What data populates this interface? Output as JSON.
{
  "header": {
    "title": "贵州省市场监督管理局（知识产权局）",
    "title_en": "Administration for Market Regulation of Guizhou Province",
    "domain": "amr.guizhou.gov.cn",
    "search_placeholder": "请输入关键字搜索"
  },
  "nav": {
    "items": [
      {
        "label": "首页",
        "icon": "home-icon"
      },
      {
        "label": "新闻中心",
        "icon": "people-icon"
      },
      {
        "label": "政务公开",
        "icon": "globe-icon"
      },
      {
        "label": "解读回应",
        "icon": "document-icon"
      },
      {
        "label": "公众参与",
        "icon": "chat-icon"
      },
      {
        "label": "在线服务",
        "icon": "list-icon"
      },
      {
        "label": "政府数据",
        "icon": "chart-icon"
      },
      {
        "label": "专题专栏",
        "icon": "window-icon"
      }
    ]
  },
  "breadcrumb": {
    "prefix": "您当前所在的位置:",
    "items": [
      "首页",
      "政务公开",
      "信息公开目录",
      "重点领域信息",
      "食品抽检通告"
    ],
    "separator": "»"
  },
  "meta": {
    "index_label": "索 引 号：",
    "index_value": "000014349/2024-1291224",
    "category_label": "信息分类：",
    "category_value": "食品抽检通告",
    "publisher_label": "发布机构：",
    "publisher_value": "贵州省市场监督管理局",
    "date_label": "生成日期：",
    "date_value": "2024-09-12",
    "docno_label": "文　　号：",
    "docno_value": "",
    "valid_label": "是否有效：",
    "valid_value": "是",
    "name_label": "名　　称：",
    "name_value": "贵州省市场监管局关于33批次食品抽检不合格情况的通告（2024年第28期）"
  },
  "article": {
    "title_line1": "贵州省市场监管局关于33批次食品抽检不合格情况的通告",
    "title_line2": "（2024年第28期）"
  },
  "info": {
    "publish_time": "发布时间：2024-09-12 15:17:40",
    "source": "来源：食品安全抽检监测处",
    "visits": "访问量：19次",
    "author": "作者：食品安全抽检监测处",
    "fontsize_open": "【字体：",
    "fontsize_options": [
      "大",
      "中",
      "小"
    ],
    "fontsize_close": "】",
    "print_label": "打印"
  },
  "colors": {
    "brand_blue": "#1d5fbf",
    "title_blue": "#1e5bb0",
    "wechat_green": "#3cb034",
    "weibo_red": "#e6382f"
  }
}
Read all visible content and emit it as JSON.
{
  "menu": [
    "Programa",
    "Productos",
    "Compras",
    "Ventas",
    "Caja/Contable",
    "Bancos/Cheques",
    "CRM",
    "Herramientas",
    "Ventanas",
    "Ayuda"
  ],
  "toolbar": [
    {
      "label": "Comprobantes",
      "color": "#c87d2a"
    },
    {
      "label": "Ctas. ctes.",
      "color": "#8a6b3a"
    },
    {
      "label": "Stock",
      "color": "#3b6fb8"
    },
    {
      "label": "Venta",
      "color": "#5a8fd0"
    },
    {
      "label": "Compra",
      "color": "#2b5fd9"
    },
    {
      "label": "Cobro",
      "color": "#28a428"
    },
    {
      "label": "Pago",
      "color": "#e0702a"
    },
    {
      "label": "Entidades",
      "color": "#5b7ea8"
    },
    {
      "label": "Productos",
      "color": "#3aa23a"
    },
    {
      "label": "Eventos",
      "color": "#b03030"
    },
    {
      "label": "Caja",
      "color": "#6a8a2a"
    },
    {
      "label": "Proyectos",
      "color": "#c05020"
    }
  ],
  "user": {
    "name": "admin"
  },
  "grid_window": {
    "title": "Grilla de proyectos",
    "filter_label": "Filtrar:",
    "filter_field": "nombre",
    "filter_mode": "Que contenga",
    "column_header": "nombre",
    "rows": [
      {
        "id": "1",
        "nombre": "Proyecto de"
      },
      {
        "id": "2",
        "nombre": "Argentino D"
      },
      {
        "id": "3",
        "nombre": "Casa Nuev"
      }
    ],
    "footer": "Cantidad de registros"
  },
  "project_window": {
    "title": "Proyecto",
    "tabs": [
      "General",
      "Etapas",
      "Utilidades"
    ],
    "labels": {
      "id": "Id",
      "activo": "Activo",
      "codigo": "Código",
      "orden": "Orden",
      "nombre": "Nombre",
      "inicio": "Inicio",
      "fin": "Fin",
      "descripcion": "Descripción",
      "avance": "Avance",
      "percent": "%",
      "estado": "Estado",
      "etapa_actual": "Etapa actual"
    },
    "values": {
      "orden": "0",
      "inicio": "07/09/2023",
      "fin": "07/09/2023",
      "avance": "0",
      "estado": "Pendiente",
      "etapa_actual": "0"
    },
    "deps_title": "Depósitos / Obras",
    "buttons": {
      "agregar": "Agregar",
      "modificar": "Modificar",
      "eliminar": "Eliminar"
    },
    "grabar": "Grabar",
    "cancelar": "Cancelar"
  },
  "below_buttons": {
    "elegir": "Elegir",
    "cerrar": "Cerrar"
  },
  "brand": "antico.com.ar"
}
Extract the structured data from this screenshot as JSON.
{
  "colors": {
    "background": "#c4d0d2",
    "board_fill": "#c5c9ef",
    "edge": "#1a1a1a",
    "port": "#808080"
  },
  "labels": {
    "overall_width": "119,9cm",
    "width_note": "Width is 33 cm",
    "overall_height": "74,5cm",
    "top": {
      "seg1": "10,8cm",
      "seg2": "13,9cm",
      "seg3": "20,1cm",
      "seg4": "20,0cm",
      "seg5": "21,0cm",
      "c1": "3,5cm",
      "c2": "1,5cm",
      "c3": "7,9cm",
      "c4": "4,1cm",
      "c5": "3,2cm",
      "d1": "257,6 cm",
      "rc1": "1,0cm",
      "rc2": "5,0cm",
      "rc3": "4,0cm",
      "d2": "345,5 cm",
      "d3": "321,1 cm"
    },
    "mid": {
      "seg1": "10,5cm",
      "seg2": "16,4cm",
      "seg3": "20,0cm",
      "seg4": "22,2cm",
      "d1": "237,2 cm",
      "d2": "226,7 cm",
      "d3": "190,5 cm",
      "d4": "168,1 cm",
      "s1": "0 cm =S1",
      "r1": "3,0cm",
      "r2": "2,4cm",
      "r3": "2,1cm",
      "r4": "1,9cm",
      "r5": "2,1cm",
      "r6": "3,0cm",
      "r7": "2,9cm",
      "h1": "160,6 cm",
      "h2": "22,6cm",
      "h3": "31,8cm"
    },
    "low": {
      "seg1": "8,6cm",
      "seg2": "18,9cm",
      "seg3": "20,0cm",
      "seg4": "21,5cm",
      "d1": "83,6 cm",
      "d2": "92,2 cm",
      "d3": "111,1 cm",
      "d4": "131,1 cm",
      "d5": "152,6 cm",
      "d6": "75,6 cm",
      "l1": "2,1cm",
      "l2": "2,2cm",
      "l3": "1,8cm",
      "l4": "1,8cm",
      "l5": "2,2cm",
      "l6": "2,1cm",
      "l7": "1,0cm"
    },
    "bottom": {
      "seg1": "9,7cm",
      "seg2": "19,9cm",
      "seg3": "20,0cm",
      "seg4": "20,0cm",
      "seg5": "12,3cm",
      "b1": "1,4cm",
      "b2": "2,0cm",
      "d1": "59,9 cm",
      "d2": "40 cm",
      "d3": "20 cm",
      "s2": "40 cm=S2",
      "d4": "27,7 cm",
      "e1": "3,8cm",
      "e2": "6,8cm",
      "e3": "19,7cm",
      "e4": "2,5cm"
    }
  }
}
***
**PROBLEM DESCRIPTION:** Quote the listing in full, please, keeping every line exact.

**RESULT OF THE TASK:**
What data populates this interface? Output as JSON.
{
  "header": {
    "title": "贵州省市场监督管理局（知识产权局）",
    "title_en": "Administration for Market Regulation of Guizhou Province",
    "domain": "amr.guizhou.gov.cn",
    "search_placeholder": "请输入关键字搜索"
  },
  "nav": {
    "items": [
      {
        "label": "首页",
        "icon": "home-icon"
      },
      {
        "label": "新闻中心",
        "icon": "people-icon"
      },
      {
        "label": "政务公开",
        "icon": "globe-icon"
      },
      {
        "label": "解读回应",
        "icon": "document-icon"
      },
      {
        "label": "公众参与",
        "icon": "chat-icon"
      },
      {
        "label": "在线服务",
        "icon": "list-icon"
      },
      {
        "label": "政府数据",
        "icon": "chart-icon"
      },
      {
        "label": "专题专栏",
        "icon": "window-icon"
      }
    ]
  },
  "breadcrumb": {
    "prefix": "您当前所在的位置:",
    "items": [
      "首页",
      "政务公开",
      "信息公开目录",
      "重点领域信息",
      "食品抽检通告"
    ],
    "separator": "»"
  },
  "meta": {
    "index_label": "索 引 号：",
    "index_value": "000014349/2024-1291224",
    "category_label": "信息分类：",
    "category_value": "食品抽检通告",
    "publisher_label": "发布机构：",
    "publisher_value": "贵州省市场监督管理局",
    "date_label": "生成日期：",
    "date_value": "2024-09-12",
    "docno_label": "文　　号：",
    "docno_value": "",
    "valid_label": "是否有效：",
    "valid_value": "是",
    "name_label": "名　　称：",
    "name_value": "贵州省市场监管局关于33批次食品抽检不合格情况的通告（2024年第28期）"
  },
  "article": {
    "title_line1": "贵州省市场监管局关于33批次食品抽检不合格情况的通告",
    "title_line2": "（2024年第28期）"
  },
  "info": {
    "publish_time": "发布时间：2024-09-12 15:17:40",
    "source": "来源：食品安全抽检监测处",
    "visits": "访问量：19次",
    "author": "作者：食品安全抽检监测处",
    "fontsize_open": "【字体：",
    "fontsize_options": [
      "大",
      "中",
      "小"
    ],
    "fontsize_close": "】",
    "print_label": "打印"
  },
  "colors": {
    "brand_blue": "#1d5fbf",
    "title_blue": "#1e5bb0",
    "wechat_green": "#3cb034",
    "weibo_red": "#e6382f"
  }
}
Read all visible content and emit it as JSON.
{
  "menu": [
    "Programa",
    "Productos",
    "Compras",
    "Ventas",
    "Caja/Contable",
    "Bancos/Cheques",
    "CRM",
    "Herramientas",
    "Ventanas",
    "Ayuda"
  ],
  "toolbar": [
    {
      "label": "Comprobantes",
      "color": "#c87d2a"
    },
    {
      "label": "Ctas. ctes.",
      "color": "#8a6b3a"
    },
    {
      "label": "Stock",
      "color": "#3b6fb8"
    },
    {
      "label": "Venta",
      "color": "#5a8fd0"
    },
    {
      "label": "Compra",
      "color": "#2b5fd9"
    },
    {
      "label": "Cobro",
      "color": "#28a428"
    },
    {
      "label": "Pago",
      "color": "#e0702a"
    },
    {
      "label": "Entidades",
      "color": "#5b7ea8"
    },
    {
      "label": "Productos",
      "color": "#3aa23a"
    },
    {
      "label": "Eventos",
      "color": "#b03030"
    },
    {
      "label": "Caja",
      "color": "#6a8a2a"
    },
    {
      "label": "Proyectos",
      "color": "#c05020"
    }
  ],
  "user": {
    "name": "admin"
  },
  "grid_window": {
    "title": "Grilla de proyectos",
    "filter_label": "Filtrar:",
    "filter_field": "nombre",
    "filter_mode": "Que contenga",
    "column_header": "nombre",
    "rows": [
      {
        "id": "1",
        "nombre": "Proyecto de"
      },
      {
        "id": "2",
        "nombre": "Argentino D"
      },
      {
        "id": "3",
        "nombre": "Casa Nuev"
      }
    ],
    "footer": "Cantidad de registros"
  },
  "project_window": {
    "title": "Proyecto",
    "tabs": [
      "General",
      "Etapas",
      "Utilidades"
    ],
    "labels": {
      "id": "Id",
      "activo": "Activo",
      "codigo": "Código",
      "orden": "Orden",
      "nombre": "Nombre",
      "inicio": "Inicio",
      "fin": "Fin",
      "descripcion": "Descripción",
      "avance": "Avance",
      "percent": "%",
      "estado": "Estado",
      "etapa_actual": "Etapa actual"
    },
    "values": {
      "orden": "0",
      "inicio": "07/09/2023",
      "fin": "07/09/2023",
      "avance": "0",
      "estado": "Pendiente",
      "etapa_actual": "0"
    },
    "deps_title": "Depósitos / Obras",
    "buttons": {
      "agregar": "Agregar",
      "modificar": "Modificar",
      "eliminar": "Eliminar"
    },
    "grabar": "Grabar",
    "cancelar": "Cancelar"
  },
  "below_buttons": {
    "elegir": "Elegir",
    "cerrar": "Cerrar"
  },
  "brand": "antico.com.ar"
}
Extract the structured data from this screenshot as JSON.
{
  "colors": {
    "background": "#c4d0d2",
    "board_fill": "#c5c9ef",
    "edge": "#1a1a1a",
    "port": "#808080"
  },
  "labels": {
    "overall_width": "119,9cm",
    "width_note": "Width is 33 cm",
    "overall_height": "74,5cm",
    "top": {
      "seg1": "10,8cm",
      "seg2": "13,9cm",
      "seg3": "20,1cm",
      "seg4": "20,0cm",
      "seg5": "21,0cm",
      "c1": "3,5cm",
      "c2": "1,5cm",
      "c3": "7,9cm",
      "c4": "4,1cm",
      "c5": "3,2cm",
      "d1": "257,6 cm",
      "rc1": "1,0cm",
      "rc2": "5,0cm",
      "rc3": "4,0cm",
      "d2": "345,5 cm",
      "d3": "321,1 cm"
    },
    "mid": {
      "seg1": "10,5cm",
      "seg2": "16,4cm",
      "seg3": "20,0cm",
      "seg4": "22,2cm",
      "d1": "237,2 cm",
      "d2": "226,7 cm",
      "d3": "190,5 cm",
      "d4": "168,1 cm",
      "s1": "0 cm =S1",
      "r1": "3,0cm",
      "r2": "2,4cm",
      "r3": "2,1cm",
      "r4": "1,9cm",
      "r5": "2,1cm",
      "r6": "3,0cm",
      "r7": "2,9cm",
      "h1": "160,6 cm",
      "h2": "22,6cm",
      "h3": "31,8cm"
    },
    "low": {
      "seg1": "8,6cm",
      "seg2": "18,9cm",
      "seg3": "20,0cm",
      "seg4": "21,5cm",
      "d1": "83,6 cm",
      "d2": "92,2 cm",
      "d3": "111,1 cm",
      "d4": "131,1 cm",
      "d5": "152,6 cm",
      "d6": "75,6 cm",
      "l1": "2,1cm",
      "l2": "2,2cm",
      "l3": "1,8cm",
      "l4": "1,8cm",
      "l5": "2,2cm",
      "l6": "2,1cm",
      "l7": "1,0cm"
    },
    "bottom": {
      "seg1": "9,7cm",
      "seg2": "19,9cm",
      "seg3": "20,0cm",
      "seg4": "20,0cm",
      "seg5": "12,3cm",
      "b1": "1,4cm",
      "b2": "2,0cm",
      "d1": "59,9 cm",
      "d2": "40 cm",
      "d3": "20 cm",
      "s2": "40 cm=S2",
      "d4": "27,7 cm",
      "e1": "3,8cm",
      "e2": "6,8cm",
      "e3": "19,7cm",
      "e4": "2,5cm"
    }
  }
}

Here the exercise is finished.